Prompt 1: Copy these rows verbatim, starting at the first row and continuing down to the row containing "particle <box>429 181 438 190</box>", with both of those rows included.

Excerpted text:
---

Police car lights. (Dan Scanlan/Florida Times-Union/TNS)
November 28, 2021

Woodbridge Mayor John McCormac knows his police department doesn’t look like the community it patrols.

The Middlesex County township is among the most diverse in the state, a place where a Little India business district, a Knights of Columbus lodge, a Hispanic heritage festival and a longtime African American club all have a home.

Yet Woodbridge’s police force is 80% white, twice the rate of the town’s population.

That’s a problem across New Jersey, where police departments are far less diverse than the people they police, an NJ Advance Media investigation found, raising questions about those departments’ ability to serve their communities.

These disparities have spurred calls for hiring more officers of color, including in Woodbridge, a town of 104,000 that saw its Asian, Hispanic and Black populations all grow over the last decade, and where whites are now in the minority.

But diversifying law enforcement has proven a tall order, even though the state regulates police hiring for about half of New Jersey’s police departments.

---

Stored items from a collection
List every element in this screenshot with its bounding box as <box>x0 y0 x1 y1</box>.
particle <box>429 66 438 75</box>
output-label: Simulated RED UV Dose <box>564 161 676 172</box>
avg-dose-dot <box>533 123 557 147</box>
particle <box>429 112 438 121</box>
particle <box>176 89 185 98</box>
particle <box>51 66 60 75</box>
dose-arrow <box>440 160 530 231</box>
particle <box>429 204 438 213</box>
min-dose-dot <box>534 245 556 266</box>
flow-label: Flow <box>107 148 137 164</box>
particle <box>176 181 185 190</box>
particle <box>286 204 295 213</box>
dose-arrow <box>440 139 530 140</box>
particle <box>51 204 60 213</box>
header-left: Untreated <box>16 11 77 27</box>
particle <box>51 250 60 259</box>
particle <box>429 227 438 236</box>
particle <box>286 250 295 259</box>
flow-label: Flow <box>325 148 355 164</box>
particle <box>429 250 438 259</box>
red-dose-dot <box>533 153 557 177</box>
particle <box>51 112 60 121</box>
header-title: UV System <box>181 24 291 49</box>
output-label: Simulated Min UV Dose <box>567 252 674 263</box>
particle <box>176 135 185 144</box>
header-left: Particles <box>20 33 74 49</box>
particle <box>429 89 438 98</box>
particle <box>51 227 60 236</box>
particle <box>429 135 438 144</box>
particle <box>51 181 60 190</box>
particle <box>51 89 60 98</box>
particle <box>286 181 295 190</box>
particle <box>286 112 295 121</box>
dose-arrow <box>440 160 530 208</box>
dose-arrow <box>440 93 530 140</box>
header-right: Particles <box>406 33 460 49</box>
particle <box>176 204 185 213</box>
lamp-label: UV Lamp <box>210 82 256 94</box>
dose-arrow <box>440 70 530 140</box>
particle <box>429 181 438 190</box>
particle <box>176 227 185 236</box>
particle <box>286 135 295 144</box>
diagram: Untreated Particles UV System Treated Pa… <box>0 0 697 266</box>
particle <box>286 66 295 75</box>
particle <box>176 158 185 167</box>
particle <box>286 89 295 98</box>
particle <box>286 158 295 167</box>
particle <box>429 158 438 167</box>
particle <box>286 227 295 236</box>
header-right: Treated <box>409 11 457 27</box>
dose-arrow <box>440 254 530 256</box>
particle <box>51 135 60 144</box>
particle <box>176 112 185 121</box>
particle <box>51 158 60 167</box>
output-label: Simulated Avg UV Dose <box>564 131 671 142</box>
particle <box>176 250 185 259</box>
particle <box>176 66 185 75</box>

---

Prompt 2: According to the excerpt on police diversity in Woodbridge, what percentage of the township's police force is white?

Correct answer 1:
List every element in this screenshot with its bounding box as <box>x0 y0 x1 y1</box>.
particle <box>429 66 438 75</box>
output-label: Simulated RED UV Dose <box>564 161 676 172</box>
avg-dose-dot <box>533 123 557 147</box>
particle <box>429 112 438 121</box>
particle <box>176 89 185 98</box>
particle <box>51 66 60 75</box>
dose-arrow <box>440 160 530 231</box>
particle <box>429 204 438 213</box>
min-dose-dot <box>534 245 556 266</box>
flow-label: Flow <box>107 148 137 164</box>
particle <box>176 181 185 190</box>
particle <box>286 204 295 213</box>
dose-arrow <box>440 139 530 140</box>
particle <box>51 204 60 213</box>
header-left: Untreated <box>16 11 77 27</box>
particle <box>51 250 60 259</box>
particle <box>429 227 438 236</box>
particle <box>286 250 295 259</box>
flow-label: Flow <box>325 148 355 164</box>
particle <box>429 250 438 259</box>
red-dose-dot <box>533 153 557 177</box>
particle <box>51 112 60 121</box>
header-title: UV System <box>181 24 291 49</box>
output-label: Simulated Min UV Dose <box>567 252 674 263</box>
particle <box>176 135 185 144</box>
header-left: Particles <box>20 33 74 49</box>
particle <box>429 89 438 98</box>
particle <box>51 227 60 236</box>
particle <box>429 135 438 144</box>
particle <box>51 181 60 190</box>
particle <box>51 89 60 98</box>
particle <box>286 181 295 190</box>
particle <box>286 112 295 121</box>
dose-arrow <box>440 160 530 208</box>
dose-arrow <box>440 93 530 140</box>
header-right: Particles <box>406 33 460 49</box>
particle <box>176 204 185 213</box>
lamp-label: UV Lamp <box>210 82 256 94</box>
dose-arrow <box>440 70 530 140</box>
particle <box>429 181 438 190</box>

Correct answer 2: 80%